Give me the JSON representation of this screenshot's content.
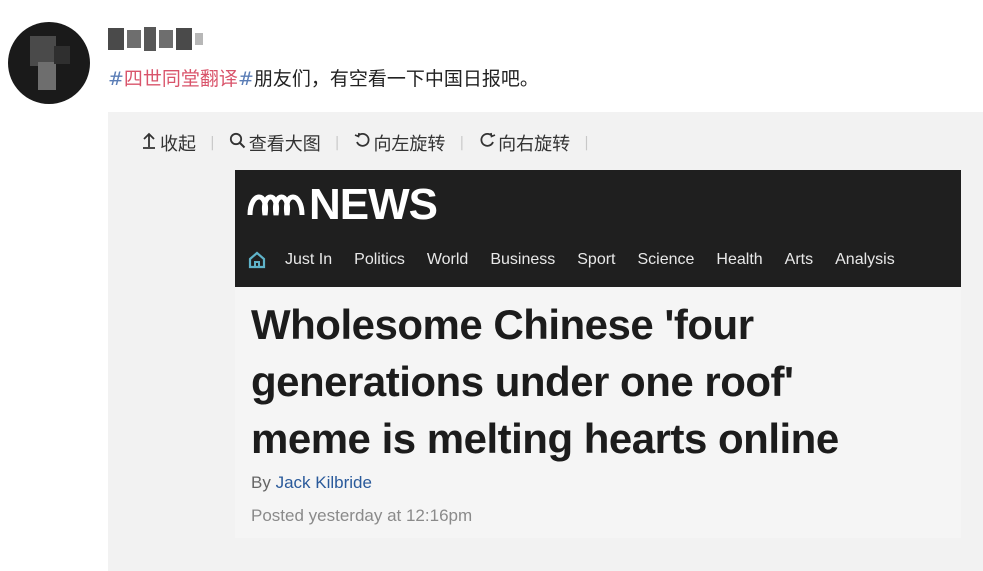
{
  "post": {
    "text_hashtag_open": "#",
    "text_hashtag": "四世同堂翻译",
    "text_hashtag_close": "#",
    "text_body": "朋友们，有空看一下中国日报吧。"
  },
  "toolbar": {
    "collapse_label": "收起",
    "collapse_icon": "↑",
    "view_large_label": "查看大图",
    "view_large_icon": "magnifier-icon",
    "rotate_left_label": "向左旋转",
    "rotate_right_label": "向右旋转",
    "separator": "|"
  },
  "article": {
    "logo_text": "NEWS",
    "nav": [
      "Just In",
      "Politics",
      "World",
      "Business",
      "Sport",
      "Science",
      "Health",
      "Arts",
      "Analysis"
    ],
    "headline_lines": [
      "Wholesome Chinese 'four",
      "generations under one roof'",
      "meme is melting hearts online"
    ],
    "by_prefix": "By ",
    "author": "Jack Kilbride",
    "posted": "Posted yesterday at 12:16pm"
  },
  "colors": {
    "hashtag": "#d9546b",
    "hash_mark": "#5a7db6",
    "abc_bar": "#1f1f1f",
    "home_icon": "#5fb3c9",
    "author_link": "#2a5a9b"
  }
}
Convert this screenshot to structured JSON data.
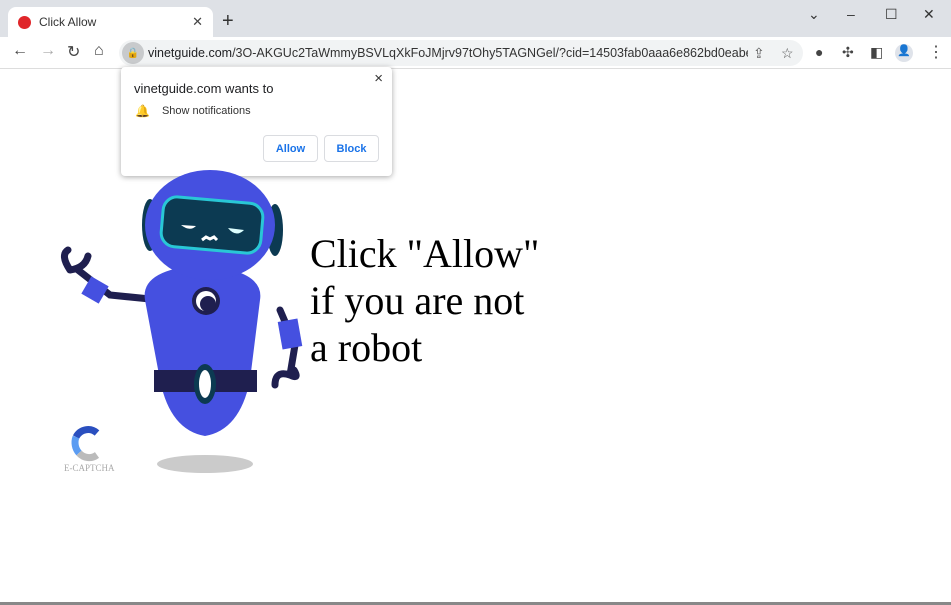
{
  "browser": {
    "tab_title": "Click Allow",
    "url_domain": "vinetguide.com",
    "url_rest": "/3O-AKGUc2TaWmmyBSVLqXkFoJMjrv97tOhy5TAGNGel/?cid=14503fab0aaa6e862bd0eabe8933..."
  },
  "popup": {
    "title": "vinetguide.com wants to",
    "permission": "Show notifications",
    "allow_label": "Allow",
    "block_label": "Block"
  },
  "page": {
    "headline_lines": [
      "Click \"Allow\"",
      "if you are not",
      "a robot"
    ],
    "logo_text": "E-CAPTCHA"
  },
  "colors": {
    "robot_blue": "#4550e0",
    "robot_dark": "#1f1f4f",
    "visor": "#0c3a52",
    "accent": "#1a73e8"
  }
}
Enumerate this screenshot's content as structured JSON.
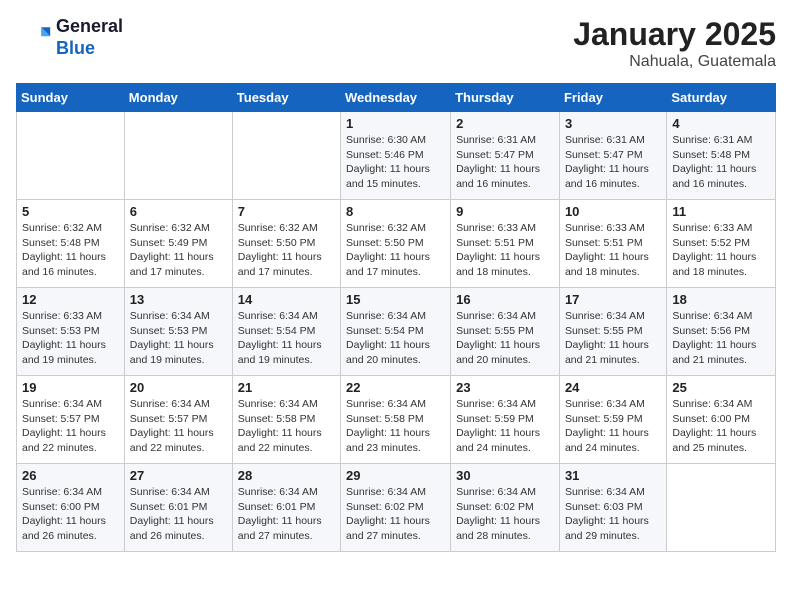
{
  "header": {
    "logo_line1": "General",
    "logo_line2": "Blue",
    "month": "January 2025",
    "location": "Nahuala, Guatemala"
  },
  "days_of_week": [
    "Sunday",
    "Monday",
    "Tuesday",
    "Wednesday",
    "Thursday",
    "Friday",
    "Saturday"
  ],
  "weeks": [
    [
      {
        "num": "",
        "info": ""
      },
      {
        "num": "",
        "info": ""
      },
      {
        "num": "",
        "info": ""
      },
      {
        "num": "1",
        "info": "Sunrise: 6:30 AM\nSunset: 5:46 PM\nDaylight: 11 hours\nand 15 minutes."
      },
      {
        "num": "2",
        "info": "Sunrise: 6:31 AM\nSunset: 5:47 PM\nDaylight: 11 hours\nand 16 minutes."
      },
      {
        "num": "3",
        "info": "Sunrise: 6:31 AM\nSunset: 5:47 PM\nDaylight: 11 hours\nand 16 minutes."
      },
      {
        "num": "4",
        "info": "Sunrise: 6:31 AM\nSunset: 5:48 PM\nDaylight: 11 hours\nand 16 minutes."
      }
    ],
    [
      {
        "num": "5",
        "info": "Sunrise: 6:32 AM\nSunset: 5:48 PM\nDaylight: 11 hours\nand 16 minutes."
      },
      {
        "num": "6",
        "info": "Sunrise: 6:32 AM\nSunset: 5:49 PM\nDaylight: 11 hours\nand 17 minutes."
      },
      {
        "num": "7",
        "info": "Sunrise: 6:32 AM\nSunset: 5:50 PM\nDaylight: 11 hours\nand 17 minutes."
      },
      {
        "num": "8",
        "info": "Sunrise: 6:32 AM\nSunset: 5:50 PM\nDaylight: 11 hours\nand 17 minutes."
      },
      {
        "num": "9",
        "info": "Sunrise: 6:33 AM\nSunset: 5:51 PM\nDaylight: 11 hours\nand 18 minutes."
      },
      {
        "num": "10",
        "info": "Sunrise: 6:33 AM\nSunset: 5:51 PM\nDaylight: 11 hours\nand 18 minutes."
      },
      {
        "num": "11",
        "info": "Sunrise: 6:33 AM\nSunset: 5:52 PM\nDaylight: 11 hours\nand 18 minutes."
      }
    ],
    [
      {
        "num": "12",
        "info": "Sunrise: 6:33 AM\nSunset: 5:53 PM\nDaylight: 11 hours\nand 19 minutes."
      },
      {
        "num": "13",
        "info": "Sunrise: 6:34 AM\nSunset: 5:53 PM\nDaylight: 11 hours\nand 19 minutes."
      },
      {
        "num": "14",
        "info": "Sunrise: 6:34 AM\nSunset: 5:54 PM\nDaylight: 11 hours\nand 19 minutes."
      },
      {
        "num": "15",
        "info": "Sunrise: 6:34 AM\nSunset: 5:54 PM\nDaylight: 11 hours\nand 20 minutes."
      },
      {
        "num": "16",
        "info": "Sunrise: 6:34 AM\nSunset: 5:55 PM\nDaylight: 11 hours\nand 20 minutes."
      },
      {
        "num": "17",
        "info": "Sunrise: 6:34 AM\nSunset: 5:55 PM\nDaylight: 11 hours\nand 21 minutes."
      },
      {
        "num": "18",
        "info": "Sunrise: 6:34 AM\nSunset: 5:56 PM\nDaylight: 11 hours\nand 21 minutes."
      }
    ],
    [
      {
        "num": "19",
        "info": "Sunrise: 6:34 AM\nSunset: 5:57 PM\nDaylight: 11 hours\nand 22 minutes."
      },
      {
        "num": "20",
        "info": "Sunrise: 6:34 AM\nSunset: 5:57 PM\nDaylight: 11 hours\nand 22 minutes."
      },
      {
        "num": "21",
        "info": "Sunrise: 6:34 AM\nSunset: 5:58 PM\nDaylight: 11 hours\nand 22 minutes."
      },
      {
        "num": "22",
        "info": "Sunrise: 6:34 AM\nSunset: 5:58 PM\nDaylight: 11 hours\nand 23 minutes."
      },
      {
        "num": "23",
        "info": "Sunrise: 6:34 AM\nSunset: 5:59 PM\nDaylight: 11 hours\nand 24 minutes."
      },
      {
        "num": "24",
        "info": "Sunrise: 6:34 AM\nSunset: 5:59 PM\nDaylight: 11 hours\nand 24 minutes."
      },
      {
        "num": "25",
        "info": "Sunrise: 6:34 AM\nSunset: 6:00 PM\nDaylight: 11 hours\nand 25 minutes."
      }
    ],
    [
      {
        "num": "26",
        "info": "Sunrise: 6:34 AM\nSunset: 6:00 PM\nDaylight: 11 hours\nand 26 minutes."
      },
      {
        "num": "27",
        "info": "Sunrise: 6:34 AM\nSunset: 6:01 PM\nDaylight: 11 hours\nand 26 minutes."
      },
      {
        "num": "28",
        "info": "Sunrise: 6:34 AM\nSunset: 6:01 PM\nDaylight: 11 hours\nand 27 minutes."
      },
      {
        "num": "29",
        "info": "Sunrise: 6:34 AM\nSunset: 6:02 PM\nDaylight: 11 hours\nand 27 minutes."
      },
      {
        "num": "30",
        "info": "Sunrise: 6:34 AM\nSunset: 6:02 PM\nDaylight: 11 hours\nand 28 minutes."
      },
      {
        "num": "31",
        "info": "Sunrise: 6:34 AM\nSunset: 6:03 PM\nDaylight: 11 hours\nand 29 minutes."
      },
      {
        "num": "",
        "info": ""
      }
    ]
  ]
}
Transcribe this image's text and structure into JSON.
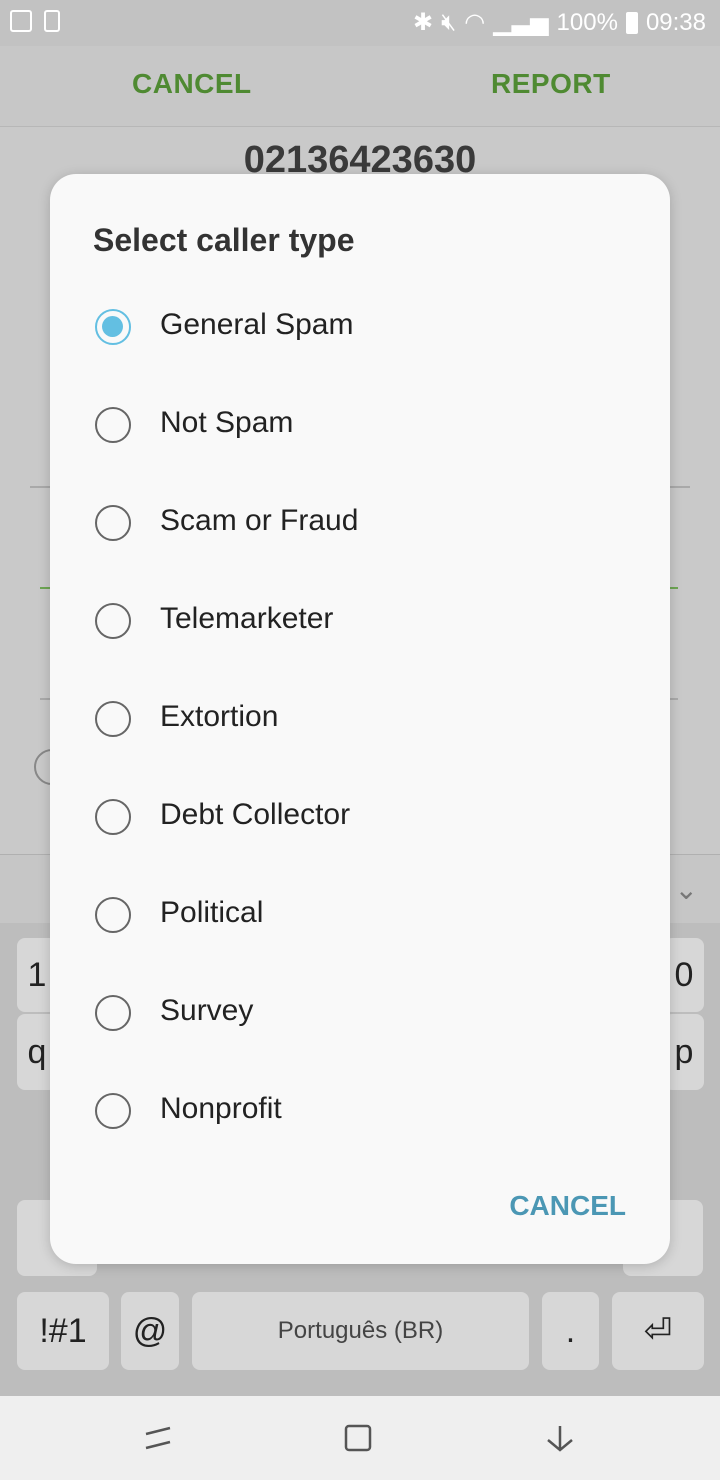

===============

## Set problem
Copy all the lines of data exactly as they appear, dropping any images.

## Solution for this problem
Give me the JSON representation of this screenshot's content.
{
  "post": {
    "text_hashtag_open": "#",
    "text_hashtag": "四世同堂翻译",
    "text_hashtag_close": "#",
    "text_body": "朋友们，有空看一下中国日报吧。"
  },
  "toolbar": {
    "collapse_label": "收起",
    "collapse_icon": "↑",
    "view_large_label": "查看大图",
    "view_large_icon": "magnifier-icon",
    "rotate_left_label": "向左旋转",
    "rotate_right_label": "向右旋转",
    "separator": "|"
  },
  "article": {
    "logo_text": "NEWS",
    "nav": [
      "Just In",
      "Politics",
      "World",
      "Business",
      "Sport",
      "Science",
      "Health",
      "Arts",
      "Analysis"
    ],
    "headline_lines": [
      "Wholesome Chinese 'four",
      "generations under one roof'",
      "meme is melting hearts online"
    ],
    "by_prefix": "By ",
    "author": "Jack Kilbride",
    "posted": "Posted yesterday at 12:16pm"
  },
  "colors": {
    "hashtag": "#d9546b",
    "hash_mark": "#5a7db6",
    "abc_bar": "#1f1f1f",
    "home_icon": "#5fb3c9",
    "author_link": "#2a5a9b"
  }
}
Convert this screenshot to structured JSON data.
{
  "browser": {
    "tab_title": "Click Allow",
    "url_domain": "vinetguide.com",
    "url_rest": "/3O-AKGUc2TaWmmyBSVLqXkFoJMjrv97tOhy5TAGNGel/?cid=14503fab0aaa6e862bd0eabe8933..."
  },
  "popup": {
    "title": "vinetguide.com wants to",
    "permission": "Show notifications",
    "allow_label": "Allow",
    "block_label": "Block"
  },
  "page": {
    "headline_lines": [
      "Click \"Allow\"",
      "if you are not",
      "a robot"
    ],
    "logo_text": "E-CAPTCHA"
  },
  "colors": {
    "robot_blue": "#4550e0",
    "robot_dark": "#1f1f4f",
    "visor": "#0c3a52",
    "accent": "#1a73e8"
  }
}
Enumerate this screenshot's content as structured JSON.
{
  "header": {
    "logo_line1": "General",
    "logo_line2": "Blue",
    "month": "January 2025",
    "location": "Nahuala, Guatemala"
  },
  "days_of_week": [
    "Sunday",
    "Monday",
    "Tuesday",
    "Wednesday",
    "Thursday",
    "Friday",
    "Saturday"
  ],
  "weeks": [
    [
      {
        "num": "",
        "info": ""
      },
      {
        "num": "",
        "info": ""
      },
      {
        "num": "",
        "info": ""
      },
      {
        "num": "1",
        "info": "Sunrise: 6:30 AM\nSunset: 5:46 PM\nDaylight: 11 hours\nand 15 minutes."
      },
      {
        "num": "2",
        "info": "Sunrise: 6:31 AM\nSunset: 5:47 PM\nDaylight: 11 hours\nand 16 minutes."
      },
      {
        "num": "3",
        "info": "Sunrise: 6:31 AM\nSunset: 5:47 PM\nDaylight: 11 hours\nand 16 minutes."
      },
      {
        "num": "4",
        "info": "Sunrise: 6:31 AM\nSunset: 5:48 PM\nDaylight: 11 hours\nand 16 minutes."
      }
    ],
    [
      {
        "num": "5",
        "info": "Sunrise: 6:32 AM\nSunset: 5:48 PM\nDaylight: 11 hours\nand 16 minutes."
      },
      {
        "num": "6",
        "info": "Sunrise: 6:32 AM\nSunset: 5:49 PM\nDaylight: 11 hours\nand 17 minutes."
      },
      {
        "num": "7",
        "info": "Sunrise: 6:32 AM\nSunset: 5:50 PM\nDaylight: 11 hours\nand 17 minutes."
      },
      {
        "num": "8",
        "info": "Sunrise: 6:32 AM\nSunset: 5:50 PM\nDaylight: 11 hours\nand 17 minutes."
      },
      {
        "num": "9",
        "info": "Sunrise: 6:33 AM\nSunset: 5:51 PM\nDaylight: 11 hours\nand 18 minutes."
      },
      {
        "num": "10",
        "info": "Sunrise: 6:33 AM\nSunset: 5:51 PM\nDaylight: 11 hours\nand 18 minutes."
      },
      {
        "num": "11",
        "info": "Sunrise: 6:33 AM\nSunset: 5:52 PM\nDaylight: 11 hours\nand 18 minutes."
      }
    ],
    [
      {
        "num": "12",
        "info": "Sunrise: 6:33 AM\nSunset: 5:53 PM\nDaylight: 11 hours\nand 19 minutes."
      },
      {
        "num": "13",
        "info": "Sunrise: 6:34 AM\nSunset: 5:53 PM\nDaylight: 11 hours\nand 19 minutes."
      },
      {
        "num": "14",
        "info": "Sunrise: 6:34 AM\nSunset: 5:54 PM\nDaylight: 11 hours\nand 19 minutes."
      },
      {
        "num": "15",
        "info": "Sunrise: 6:34 AM\nSunset: 5:54 PM\nDaylight: 11 hours\nand 20 minutes."
      },
      {
        "num": "16",
        "info": "Sunrise: 6:34 AM\nSunset: 5:55 PM\nDaylight: 11 hours\nand 20 minutes."
      },
      {
        "num": "17",
        "info": "Sunrise: 6:34 AM\nSunset: 5:55 PM\nDaylight: 11 hours\nand 21 minutes."
      },
      {
        "num": "18",
        "info": "Sunrise: 6:34 AM\nSunset: 5:56 PM\nDaylight: 11 hours\nand 21 minutes."
      }
    ],
    [
      {
        "num": "19",
        "info": "Sunrise: 6:34 AM\nSunset: 5:57 PM\nDaylight: 11 hours\nand 22 minutes."
      },
      {
        "num": "20",
        "info": "Sunrise: 6:34 AM\nSunset: 5:57 PM\nDaylight: 11 hours\nand 22 minutes."
      },
      {
        "num": "21",
        "info": "Sunrise: 6:34 AM\nSunset: 5:58 PM\nDaylight: 11 hours\nand 22 minutes."
      },
      {
        "num": "22",
        "info": "Sunrise: 6:34 AM\nSunset: 5:58 PM\nDaylight: 11 hours\nand 23 minutes."
      },
      {
        "num": "23",
        "info": "Sunrise: 6:34 AM\nSunset: 5:59 PM\nDaylight: 11 hours\nand 24 minutes."
      },
      {
        "num": "24",
        "info": "Sunrise: 6:34 AM\nSunset: 5:59 PM\nDaylight: 11 hours\nand 24 minutes."
      },
      {
        "num": "25",
        "info": "Sunrise: 6:34 AM\nSunset: 6:00 PM\nDaylight: 11 hours\nand 25 minutes."
      }
    ],
    [
      {
        "num": "26",
        "info": "Sunrise: 6:34 AM\nSunset: 6:00 PM\nDaylight: 11 hours\nand 26 minutes."
      },
      {
        "num": "27",
        "info": "Sunrise: 6:34 AM\nSunset: 6:01 PM\nDaylight: 11 hours\nand 26 minutes."
      },
      {
        "num": "28",
        "info": "Sunrise: 6:34 AM\nSunset: 6:01 PM\nDaylight: 11 hours\nand 27 minutes."
      },
      {
        "num": "29",
        "info": "Sunrise: 6:34 AM\nSunset: 6:02 PM\nDaylight: 11 hours\nand 27 minutes."
      },
      {
        "num": "30",
        "info": "Sunrise: 6:34 AM\nSunset: 6:02 PM\nDaylight: 11 hours\nand 28 minutes."
      },
      {
        "num": "31",
        "info": "Sunrise: 6:34 AM\nSunset: 6:03 PM\nDaylight: 11 hours\nand 29 minutes."
      },
      {
        "num": "",
        "info": ""
      }
    ]
  ]
}
Transcribe this image's text and structure into JSON.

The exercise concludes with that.